:: TASK BRIEF ::
All the data below goes into the copy word for word, but the pictures don't.
━━━━━━━━━━━━━━━━
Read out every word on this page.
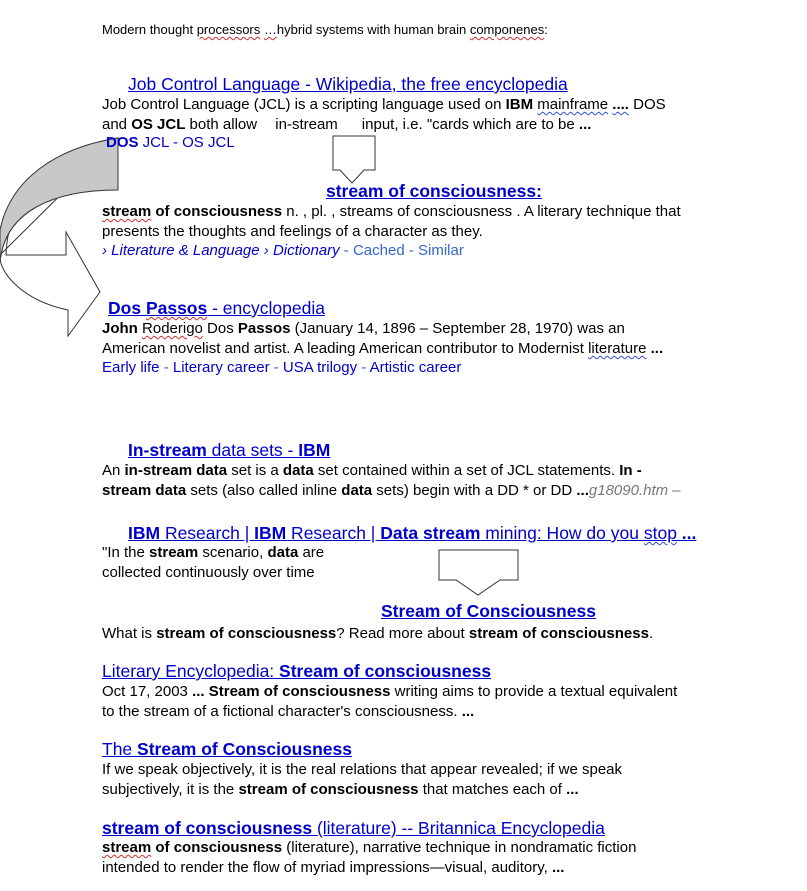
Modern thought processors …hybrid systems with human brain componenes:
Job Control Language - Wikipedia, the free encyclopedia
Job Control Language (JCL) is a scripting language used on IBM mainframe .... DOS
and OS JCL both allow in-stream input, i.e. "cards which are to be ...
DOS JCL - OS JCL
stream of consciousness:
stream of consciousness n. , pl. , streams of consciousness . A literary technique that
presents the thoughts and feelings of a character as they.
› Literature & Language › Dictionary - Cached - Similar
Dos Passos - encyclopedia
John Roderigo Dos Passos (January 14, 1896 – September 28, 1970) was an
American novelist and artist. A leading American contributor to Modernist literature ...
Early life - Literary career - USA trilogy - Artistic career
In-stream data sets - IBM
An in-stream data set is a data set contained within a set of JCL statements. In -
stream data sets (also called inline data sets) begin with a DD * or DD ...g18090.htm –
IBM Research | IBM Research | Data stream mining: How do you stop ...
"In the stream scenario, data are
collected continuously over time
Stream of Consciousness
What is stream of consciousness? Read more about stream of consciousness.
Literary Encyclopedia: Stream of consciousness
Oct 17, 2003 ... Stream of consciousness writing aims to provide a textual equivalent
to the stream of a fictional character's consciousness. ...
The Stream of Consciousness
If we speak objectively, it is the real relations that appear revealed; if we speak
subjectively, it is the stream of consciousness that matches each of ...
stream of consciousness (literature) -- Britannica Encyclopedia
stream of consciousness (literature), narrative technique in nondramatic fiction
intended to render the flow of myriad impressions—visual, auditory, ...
━━━━━━━━━━━━━━━━
:: RESULT OF THE TASK ::
Read out every word on this page.
Modern thought processors …hybrid systems with human brain componenes:
Job Control Language - Wikipedia, the free encyclopedia
Job Control Language (JCL) is a scripting language used on IBM mainframe .... DOS
and OS JCL both allow in-stream input, i.e. "cards which are to be ...
DOS JCL - OS JCL
stream of consciousness:
stream of consciousness n. , pl. , streams of consciousness . A literary technique that
presents the thoughts and feelings of a character as they.
› Literature & Language › Dictionary - Cached - Similar
Dos Passos - encyclopedia
John Roderigo Dos Passos (January 14, 1896 – September 28, 1970) was an
American novelist and artist. A leading American contributor to Modernist literature ...
Early life - Literary career - USA trilogy - Artistic career
In-stream data sets - IBM
An in-stream data set is a data set contained within a set of JCL statements. In -
stream data sets (also called inline data sets) begin with a DD * or DD ...g18090.htm –
IBM Research | IBM Research | Data stream mining: How do you stop ...
"In the stream scenario, data are
collected continuously over time
Stream of Consciousness
What is stream of consciousness? Read more about stream of consciousness.
Literary Encyclopedia: Stream of consciousness
Oct 17, 2003 ... Stream of consciousness writing aims to provide a textual equivalent
to the stream of a fictional character's consciousness. ...
The Stream of Consciousness
If we speak objectively, it is the real relations that appear revealed; if we speak
subjectively, it is the stream of consciousness that matches each of ...
stream of consciousness (literature) -- Britannica Encyclopedia
stream of consciousness (literature), narrative technique in nondramatic fiction
intended to render the flow of myriad impressions—visual, auditory, ...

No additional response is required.